[Structured figure records]
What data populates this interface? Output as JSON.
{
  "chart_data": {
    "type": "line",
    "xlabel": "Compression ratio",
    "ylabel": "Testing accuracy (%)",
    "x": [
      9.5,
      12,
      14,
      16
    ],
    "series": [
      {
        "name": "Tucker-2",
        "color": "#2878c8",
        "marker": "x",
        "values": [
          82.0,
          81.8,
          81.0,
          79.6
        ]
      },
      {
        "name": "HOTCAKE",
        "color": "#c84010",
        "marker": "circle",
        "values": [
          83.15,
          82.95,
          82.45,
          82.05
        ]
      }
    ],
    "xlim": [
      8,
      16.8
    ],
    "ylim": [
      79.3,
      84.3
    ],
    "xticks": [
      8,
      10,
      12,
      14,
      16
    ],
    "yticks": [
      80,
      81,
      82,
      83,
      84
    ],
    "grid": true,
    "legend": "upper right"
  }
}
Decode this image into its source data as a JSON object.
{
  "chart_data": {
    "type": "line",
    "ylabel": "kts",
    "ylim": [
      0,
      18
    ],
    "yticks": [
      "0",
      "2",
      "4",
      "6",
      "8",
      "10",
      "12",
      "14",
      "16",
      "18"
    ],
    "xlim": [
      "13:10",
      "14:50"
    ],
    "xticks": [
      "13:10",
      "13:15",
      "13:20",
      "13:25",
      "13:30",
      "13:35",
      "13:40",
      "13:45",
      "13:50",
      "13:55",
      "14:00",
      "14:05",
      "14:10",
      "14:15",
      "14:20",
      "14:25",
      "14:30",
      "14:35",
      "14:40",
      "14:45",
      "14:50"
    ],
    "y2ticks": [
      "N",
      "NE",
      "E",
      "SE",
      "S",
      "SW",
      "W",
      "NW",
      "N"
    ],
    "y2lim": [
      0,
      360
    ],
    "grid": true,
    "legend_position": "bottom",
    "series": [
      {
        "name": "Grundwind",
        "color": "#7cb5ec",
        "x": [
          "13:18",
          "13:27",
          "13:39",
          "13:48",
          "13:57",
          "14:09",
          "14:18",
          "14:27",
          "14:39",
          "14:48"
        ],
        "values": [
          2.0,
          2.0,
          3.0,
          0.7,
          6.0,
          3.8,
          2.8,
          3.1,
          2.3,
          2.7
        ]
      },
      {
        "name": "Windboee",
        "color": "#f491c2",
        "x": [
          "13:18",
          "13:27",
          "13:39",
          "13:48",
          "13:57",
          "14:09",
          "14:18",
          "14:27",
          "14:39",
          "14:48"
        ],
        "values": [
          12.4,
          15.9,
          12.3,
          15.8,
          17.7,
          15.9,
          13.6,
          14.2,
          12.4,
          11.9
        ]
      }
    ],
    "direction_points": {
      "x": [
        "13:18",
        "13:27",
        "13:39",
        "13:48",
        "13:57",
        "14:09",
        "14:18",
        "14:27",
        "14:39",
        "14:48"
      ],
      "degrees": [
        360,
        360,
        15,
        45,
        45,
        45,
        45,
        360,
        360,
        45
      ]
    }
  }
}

◆ **Description of the task**:
Among the entries, how many lines include the word "ylabel"? Answer with a single number and nothing further.

◆ **Correct answer**:
2